Exercise directions = Report the total number of lines that include the string "Members", without any other text.

Listed records =

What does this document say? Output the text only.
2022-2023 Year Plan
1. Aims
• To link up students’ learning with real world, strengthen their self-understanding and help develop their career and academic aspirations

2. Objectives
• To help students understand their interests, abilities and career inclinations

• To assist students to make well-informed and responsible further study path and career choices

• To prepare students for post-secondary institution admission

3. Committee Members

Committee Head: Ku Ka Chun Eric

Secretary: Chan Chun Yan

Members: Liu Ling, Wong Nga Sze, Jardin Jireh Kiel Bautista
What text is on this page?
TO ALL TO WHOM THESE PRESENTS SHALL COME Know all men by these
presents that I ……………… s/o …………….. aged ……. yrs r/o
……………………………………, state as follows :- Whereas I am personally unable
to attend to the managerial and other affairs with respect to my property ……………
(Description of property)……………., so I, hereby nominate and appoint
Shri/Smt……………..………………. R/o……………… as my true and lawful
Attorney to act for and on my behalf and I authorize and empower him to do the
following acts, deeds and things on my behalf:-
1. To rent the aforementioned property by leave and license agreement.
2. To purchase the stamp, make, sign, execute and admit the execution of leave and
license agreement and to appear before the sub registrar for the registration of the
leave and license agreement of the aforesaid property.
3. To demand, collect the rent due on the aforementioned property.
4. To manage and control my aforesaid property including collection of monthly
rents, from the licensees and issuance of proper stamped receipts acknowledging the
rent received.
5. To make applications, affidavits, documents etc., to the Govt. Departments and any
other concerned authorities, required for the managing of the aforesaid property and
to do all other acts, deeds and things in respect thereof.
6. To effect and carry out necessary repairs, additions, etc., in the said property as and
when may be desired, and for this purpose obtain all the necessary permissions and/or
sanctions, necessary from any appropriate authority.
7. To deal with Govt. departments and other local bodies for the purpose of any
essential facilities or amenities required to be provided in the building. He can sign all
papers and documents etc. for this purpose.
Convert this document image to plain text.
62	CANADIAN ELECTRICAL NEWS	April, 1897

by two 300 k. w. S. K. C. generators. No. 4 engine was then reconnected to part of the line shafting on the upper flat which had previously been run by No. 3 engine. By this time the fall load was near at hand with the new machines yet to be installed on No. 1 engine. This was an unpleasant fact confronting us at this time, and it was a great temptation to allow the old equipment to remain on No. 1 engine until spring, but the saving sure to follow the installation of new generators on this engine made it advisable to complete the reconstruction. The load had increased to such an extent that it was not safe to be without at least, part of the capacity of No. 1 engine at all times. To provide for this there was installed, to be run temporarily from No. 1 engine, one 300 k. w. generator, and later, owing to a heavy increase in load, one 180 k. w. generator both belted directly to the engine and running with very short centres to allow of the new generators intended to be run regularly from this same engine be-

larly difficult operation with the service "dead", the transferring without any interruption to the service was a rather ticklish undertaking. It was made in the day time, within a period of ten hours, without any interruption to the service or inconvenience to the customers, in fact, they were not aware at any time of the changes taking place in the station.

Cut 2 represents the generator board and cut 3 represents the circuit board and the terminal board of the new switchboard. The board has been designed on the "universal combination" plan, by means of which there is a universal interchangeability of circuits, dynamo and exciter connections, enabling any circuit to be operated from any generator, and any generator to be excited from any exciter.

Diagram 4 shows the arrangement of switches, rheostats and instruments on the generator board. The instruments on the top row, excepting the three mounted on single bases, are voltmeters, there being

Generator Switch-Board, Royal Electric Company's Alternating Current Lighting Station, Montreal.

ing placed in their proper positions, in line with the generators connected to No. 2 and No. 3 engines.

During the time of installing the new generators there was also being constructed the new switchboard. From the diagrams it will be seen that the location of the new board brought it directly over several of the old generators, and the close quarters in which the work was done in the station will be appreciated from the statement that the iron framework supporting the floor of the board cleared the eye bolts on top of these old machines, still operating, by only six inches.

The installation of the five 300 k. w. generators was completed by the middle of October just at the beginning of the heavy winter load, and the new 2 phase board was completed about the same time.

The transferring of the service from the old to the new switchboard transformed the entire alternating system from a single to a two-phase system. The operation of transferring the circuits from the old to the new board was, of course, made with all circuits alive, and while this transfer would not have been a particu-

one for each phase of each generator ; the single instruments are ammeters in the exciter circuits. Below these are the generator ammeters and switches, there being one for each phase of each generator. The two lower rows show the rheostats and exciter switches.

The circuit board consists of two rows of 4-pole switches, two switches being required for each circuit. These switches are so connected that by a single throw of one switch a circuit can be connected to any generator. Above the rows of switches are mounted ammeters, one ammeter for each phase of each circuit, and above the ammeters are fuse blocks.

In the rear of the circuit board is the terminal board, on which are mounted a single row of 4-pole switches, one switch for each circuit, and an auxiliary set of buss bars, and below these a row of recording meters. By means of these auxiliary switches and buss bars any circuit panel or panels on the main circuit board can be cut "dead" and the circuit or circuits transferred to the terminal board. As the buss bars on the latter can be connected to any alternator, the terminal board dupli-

Task answer = 2